---------- Provided entries
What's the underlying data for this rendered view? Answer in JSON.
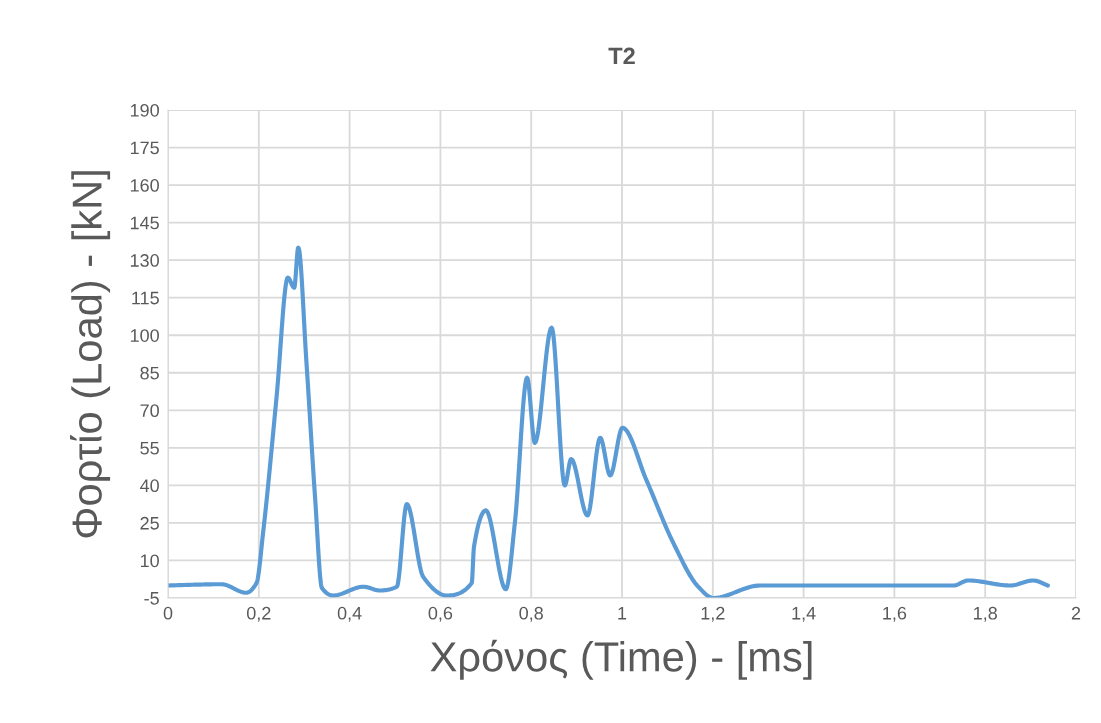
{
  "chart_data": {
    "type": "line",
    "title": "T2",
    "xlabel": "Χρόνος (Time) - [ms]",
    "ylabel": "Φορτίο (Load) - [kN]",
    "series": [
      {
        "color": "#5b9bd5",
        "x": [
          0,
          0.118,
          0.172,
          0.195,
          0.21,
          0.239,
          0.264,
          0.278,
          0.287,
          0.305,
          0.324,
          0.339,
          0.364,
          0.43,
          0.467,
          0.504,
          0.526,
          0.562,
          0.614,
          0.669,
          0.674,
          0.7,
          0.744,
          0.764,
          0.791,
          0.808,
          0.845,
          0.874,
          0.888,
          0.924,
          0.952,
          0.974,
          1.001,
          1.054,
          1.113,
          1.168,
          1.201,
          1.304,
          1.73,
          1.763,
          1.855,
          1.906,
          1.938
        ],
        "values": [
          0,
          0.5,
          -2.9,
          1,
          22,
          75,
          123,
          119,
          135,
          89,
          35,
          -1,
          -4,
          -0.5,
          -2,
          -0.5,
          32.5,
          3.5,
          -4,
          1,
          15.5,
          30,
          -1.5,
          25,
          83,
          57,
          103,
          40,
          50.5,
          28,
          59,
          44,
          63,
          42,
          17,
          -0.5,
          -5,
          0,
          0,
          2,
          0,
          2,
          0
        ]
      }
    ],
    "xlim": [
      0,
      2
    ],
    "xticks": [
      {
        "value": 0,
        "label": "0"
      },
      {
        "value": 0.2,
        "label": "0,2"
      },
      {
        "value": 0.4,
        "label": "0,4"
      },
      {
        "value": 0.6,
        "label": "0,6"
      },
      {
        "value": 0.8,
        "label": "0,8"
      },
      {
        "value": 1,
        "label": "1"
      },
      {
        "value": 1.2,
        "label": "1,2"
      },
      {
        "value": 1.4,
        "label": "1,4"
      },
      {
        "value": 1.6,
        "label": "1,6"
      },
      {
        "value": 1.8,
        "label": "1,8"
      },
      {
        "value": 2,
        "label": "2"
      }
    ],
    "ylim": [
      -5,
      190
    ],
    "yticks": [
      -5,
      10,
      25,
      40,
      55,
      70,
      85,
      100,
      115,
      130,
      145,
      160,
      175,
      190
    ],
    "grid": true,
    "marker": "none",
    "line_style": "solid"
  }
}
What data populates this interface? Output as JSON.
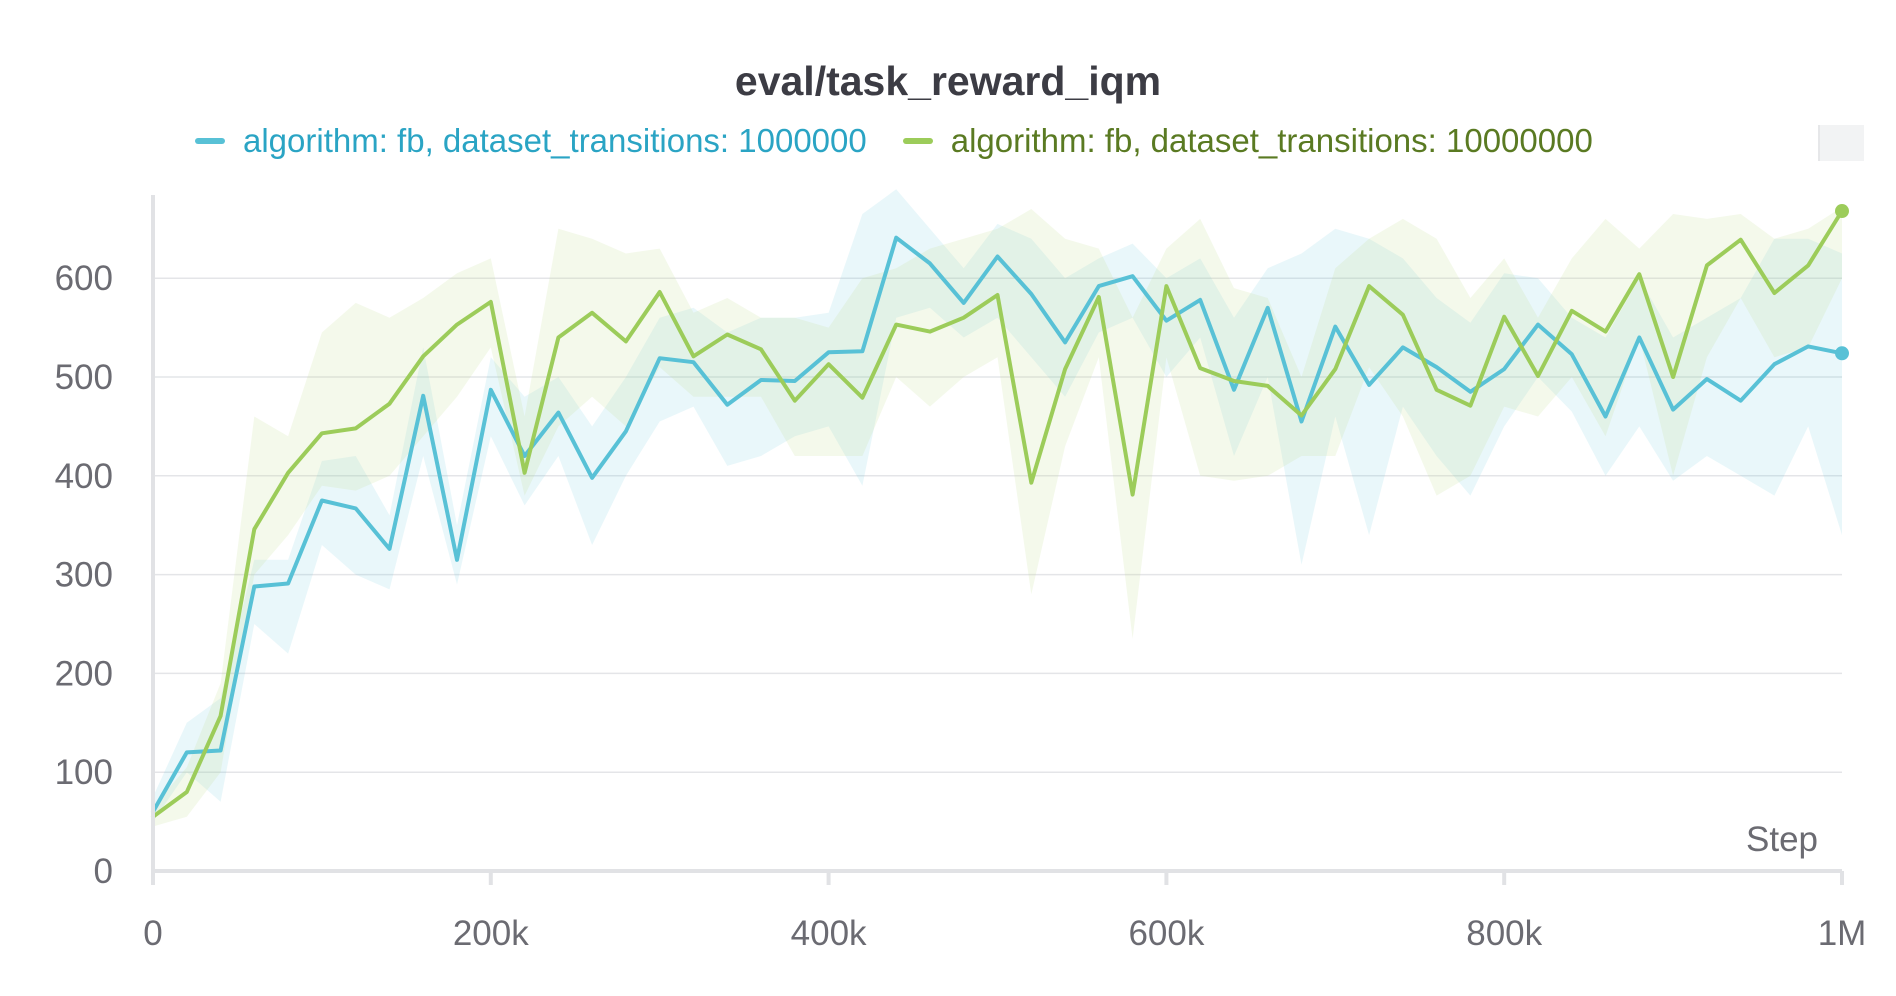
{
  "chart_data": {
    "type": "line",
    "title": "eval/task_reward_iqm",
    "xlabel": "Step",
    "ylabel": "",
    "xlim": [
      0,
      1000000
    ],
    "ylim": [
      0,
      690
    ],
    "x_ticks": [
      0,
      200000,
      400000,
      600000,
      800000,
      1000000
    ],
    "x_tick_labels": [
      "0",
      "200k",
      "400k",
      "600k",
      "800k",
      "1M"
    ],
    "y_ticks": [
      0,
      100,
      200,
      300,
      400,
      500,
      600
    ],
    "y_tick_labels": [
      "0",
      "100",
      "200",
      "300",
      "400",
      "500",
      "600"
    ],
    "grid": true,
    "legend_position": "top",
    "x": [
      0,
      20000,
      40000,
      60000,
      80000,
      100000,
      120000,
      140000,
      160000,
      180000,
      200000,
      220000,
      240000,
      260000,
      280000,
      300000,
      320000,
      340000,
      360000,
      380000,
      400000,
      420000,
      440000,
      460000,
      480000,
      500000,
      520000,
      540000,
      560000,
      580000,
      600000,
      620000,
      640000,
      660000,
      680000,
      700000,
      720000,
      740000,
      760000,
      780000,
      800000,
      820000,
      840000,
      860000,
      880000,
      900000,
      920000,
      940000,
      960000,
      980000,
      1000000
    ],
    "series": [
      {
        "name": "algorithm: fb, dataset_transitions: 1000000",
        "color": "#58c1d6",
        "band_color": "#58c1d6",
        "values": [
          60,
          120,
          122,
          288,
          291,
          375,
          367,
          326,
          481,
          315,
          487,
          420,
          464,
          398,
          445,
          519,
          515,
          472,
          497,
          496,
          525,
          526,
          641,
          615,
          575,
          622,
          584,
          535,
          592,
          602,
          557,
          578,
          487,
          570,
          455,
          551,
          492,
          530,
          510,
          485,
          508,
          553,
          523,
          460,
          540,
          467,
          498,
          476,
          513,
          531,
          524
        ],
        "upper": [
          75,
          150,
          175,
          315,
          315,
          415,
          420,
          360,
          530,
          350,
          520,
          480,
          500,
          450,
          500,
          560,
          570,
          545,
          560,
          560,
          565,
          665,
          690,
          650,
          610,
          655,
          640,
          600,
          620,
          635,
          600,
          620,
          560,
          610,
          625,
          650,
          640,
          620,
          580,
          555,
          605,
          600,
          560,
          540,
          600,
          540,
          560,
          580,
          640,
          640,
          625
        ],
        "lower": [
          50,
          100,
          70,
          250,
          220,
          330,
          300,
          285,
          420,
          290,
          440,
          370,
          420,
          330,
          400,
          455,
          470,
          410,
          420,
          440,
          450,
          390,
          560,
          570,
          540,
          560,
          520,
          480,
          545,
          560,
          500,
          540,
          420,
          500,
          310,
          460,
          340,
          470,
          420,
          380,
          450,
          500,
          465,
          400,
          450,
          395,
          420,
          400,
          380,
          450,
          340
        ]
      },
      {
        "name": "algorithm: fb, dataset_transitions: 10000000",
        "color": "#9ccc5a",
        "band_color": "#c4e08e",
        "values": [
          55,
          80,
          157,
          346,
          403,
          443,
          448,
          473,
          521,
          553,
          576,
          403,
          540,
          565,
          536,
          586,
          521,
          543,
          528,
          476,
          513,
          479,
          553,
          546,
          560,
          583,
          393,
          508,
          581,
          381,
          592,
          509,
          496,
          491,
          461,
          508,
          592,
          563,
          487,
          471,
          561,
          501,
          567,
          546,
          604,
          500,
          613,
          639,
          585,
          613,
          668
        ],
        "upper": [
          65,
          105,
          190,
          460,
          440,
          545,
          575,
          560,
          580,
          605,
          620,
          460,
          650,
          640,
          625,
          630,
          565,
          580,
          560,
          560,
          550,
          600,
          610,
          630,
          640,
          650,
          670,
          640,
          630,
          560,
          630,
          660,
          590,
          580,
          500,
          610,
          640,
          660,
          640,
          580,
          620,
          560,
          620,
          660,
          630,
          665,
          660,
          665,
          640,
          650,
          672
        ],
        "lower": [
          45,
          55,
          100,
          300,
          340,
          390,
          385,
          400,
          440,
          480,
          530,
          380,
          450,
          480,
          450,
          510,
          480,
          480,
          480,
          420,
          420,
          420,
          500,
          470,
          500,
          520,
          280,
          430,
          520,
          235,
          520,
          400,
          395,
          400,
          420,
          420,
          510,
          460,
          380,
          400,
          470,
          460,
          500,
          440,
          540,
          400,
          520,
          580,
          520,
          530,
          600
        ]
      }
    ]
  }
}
--------------------
Reproduce all the entries that precede this task, word for word, minus any pictures.

What's the underlying data for this rendered view? Answer in JSON.
{
  "chart_data": {
    "type": "line",
    "title": "T2",
    "xlabel": "Χρόνος (Time) - [ms]",
    "ylabel": "Φορτίο (Load) - [kN]",
    "series": [
      {
        "color": "#5b9bd5",
        "x": [
          0,
          0.118,
          0.172,
          0.195,
          0.21,
          0.239,
          0.264,
          0.278,
          0.287,
          0.305,
          0.324,
          0.339,
          0.364,
          0.43,
          0.467,
          0.504,
          0.526,
          0.562,
          0.614,
          0.669,
          0.674,
          0.7,
          0.744,
          0.764,
          0.791,
          0.808,
          0.845,
          0.874,
          0.888,
          0.924,
          0.952,
          0.974,
          1.001,
          1.054,
          1.113,
          1.168,
          1.201,
          1.304,
          1.73,
          1.763,
          1.855,
          1.906,
          1.938
        ],
        "values": [
          0,
          0.5,
          -2.9,
          1,
          22,
          75,
          123,
          119,
          135,
          89,
          35,
          -1,
          -4,
          -0.5,
          -2,
          -0.5,
          32.5,
          3.5,
          -4,
          1,
          15.5,
          30,
          -1.5,
          25,
          83,
          57,
          103,
          40,
          50.5,
          28,
          59,
          44,
          63,
          42,
          17,
          -0.5,
          -5,
          0,
          0,
          2,
          0,
          2,
          0
        ]
      }
    ],
    "xlim": [
      0,
      2
    ],
    "xticks": [
      {
        "value": 0,
        "label": "0"
      },
      {
        "value": 0.2,
        "label": "0,2"
      },
      {
        "value": 0.4,
        "label": "0,4"
      },
      {
        "value": 0.6,
        "label": "0,6"
      },
      {
        "value": 0.8,
        "label": "0,8"
      },
      {
        "value": 1,
        "label": "1"
      },
      {
        "value": 1.2,
        "label": "1,2"
      },
      {
        "value": 1.4,
        "label": "1,4"
      },
      {
        "value": 1.6,
        "label": "1,6"
      },
      {
        "value": 1.8,
        "label": "1,8"
      },
      {
        "value": 2,
        "label": "2"
      }
    ],
    "ylim": [
      -5,
      190
    ],
    "yticks": [
      -5,
      10,
      25,
      40,
      55,
      70,
      85,
      100,
      115,
      130,
      145,
      160,
      175,
      190
    ],
    "grid": true,
    "marker": "none",
    "line_style": "solid"
  }
}
What data populates this interface? Output as JSON.
{
  "chart_data": {
    "type": "line",
    "title": "eval/task_reward_iqm",
    "xlabel": "Step",
    "ylabel": "",
    "xlim": [
      0,
      1000000
    ],
    "ylim": [
      0,
      690
    ],
    "x_ticks": [
      0,
      200000,
      400000,
      600000,
      800000,
      1000000
    ],
    "x_tick_labels": [
      "0",
      "200k",
      "400k",
      "600k",
      "800k",
      "1M"
    ],
    "y_ticks": [
      0,
      100,
      200,
      300,
      400,
      500,
      600
    ],
    "y_tick_labels": [
      "0",
      "100",
      "200",
      "300",
      "400",
      "500",
      "600"
    ],
    "grid": true,
    "legend_position": "top",
    "x": [
      0,
      20000,
      40000,
      60000,
      80000,
      100000,
      120000,
      140000,
      160000,
      180000,
      200000,
      220000,
      240000,
      260000,
      280000,
      300000,
      320000,
      340000,
      360000,
      380000,
      400000,
      420000,
      440000,
      460000,
      480000,
      500000,
      520000,
      540000,
      560000,
      580000,
      600000,
      620000,
      640000,
      660000,
      680000,
      700000,
      720000,
      740000,
      760000,
      780000,
      800000,
      820000,
      840000,
      860000,
      880000,
      900000,
      920000,
      940000,
      960000,
      980000,
      1000000
    ],
    "series": [
      {
        "name": "algorithm: fb, dataset_transitions: 1000000",
        "color": "#58c1d6",
        "band_color": "#58c1d6",
        "values": [
          60,
          120,
          122,
          288,
          291,
          375,
          367,
          326,
          481,
          315,
          487,
          420,
          464,
          398,
          445,
          519,
          515,
          472,
          497,
          496,
          525,
          526,
          641,
          615,
          575,
          622,
          584,
          535,
          592,
          602,
          557,
          578,
          487,
          570,
          455,
          551,
          492,
          530,
          510,
          485,
          508,
          553,
          523,
          460,
          540,
          467,
          498,
          476,
          513,
          531,
          524
        ],
        "upper": [
          75,
          150,
          175,
          315,
          315,
          415,
          420,
          360,
          530,
          350,
          520,
          480,
          500,
          450,
          500,
          560,
          570,
          545,
          560,
          560,
          565,
          665,
          690,
          650,
          610,
          655,
          640,
          600,
          620,
          635,
          600,
          620,
          560,
          610,
          625,
          650,
          640,
          620,
          580,
          555,
          605,
          600,
          560,
          540,
          600,
          540,
          560,
          580,
          640,
          640,
          625
        ],
        "lower": [
          50,
          100,
          70,
          250,
          220,
          330,
          300,
          285,
          420,
          290,
          440,
          370,
          420,
          330,
          400,
          455,
          470,
          410,
          420,
          440,
          450,
          390,
          560,
          570,
          540,
          560,
          520,
          480,
          545,
          560,
          500,
          540,
          420,
          500,
          310,
          460,
          340,
          470,
          420,
          380,
          450,
          500,
          465,
          400,
          450,
          395,
          420,
          400,
          380,
          450,
          340
        ]
      },
      {
        "name": "algorithm: fb, dataset_transitions: 10000000",
        "color": "#9ccc5a",
        "band_color": "#c4e08e",
        "values": [
          55,
          80,
          157,
          346,
          403,
          443,
          448,
          473,
          521,
          553,
          576,
          403,
          540,
          565,
          536,
          586,
          521,
          543,
          528,
          476,
          513,
          479,
          553,
          546,
          560,
          583,
          393,
          508,
          581,
          381,
          592,
          509,
          496,
          491,
          461,
          508,
          592,
          563,
          487,
          471,
          561,
          501,
          567,
          546,
          604,
          500,
          613,
          639,
          585,
          613,
          668
        ],
        "upper": [
          65,
          105,
          190,
          460,
          440,
          545,
          575,
          560,
          580,
          605,
          620,
          460,
          650,
          640,
          625,
          630,
          565,
          580,
          560,
          560,
          550,
          600,
          610,
          630,
          640,
          650,
          670,
          640,
          630,
          560,
          630,
          660,
          590,
          580,
          500,
          610,
          640,
          660,
          640,
          580,
          620,
          560,
          620,
          660,
          630,
          665,
          660,
          665,
          640,
          650,
          672
        ],
        "lower": [
          45,
          55,
          100,
          300,
          340,
          390,
          385,
          400,
          440,
          480,
          530,
          380,
          450,
          480,
          450,
          510,
          480,
          480,
          480,
          420,
          420,
          420,
          500,
          470,
          500,
          520,
          280,
          430,
          520,
          235,
          520,
          400,
          395,
          400,
          420,
          420,
          510,
          460,
          380,
          400,
          470,
          460,
          500,
          440,
          540,
          400,
          520,
          580,
          520,
          530,
          600
        ]
      }
    ]
  }
}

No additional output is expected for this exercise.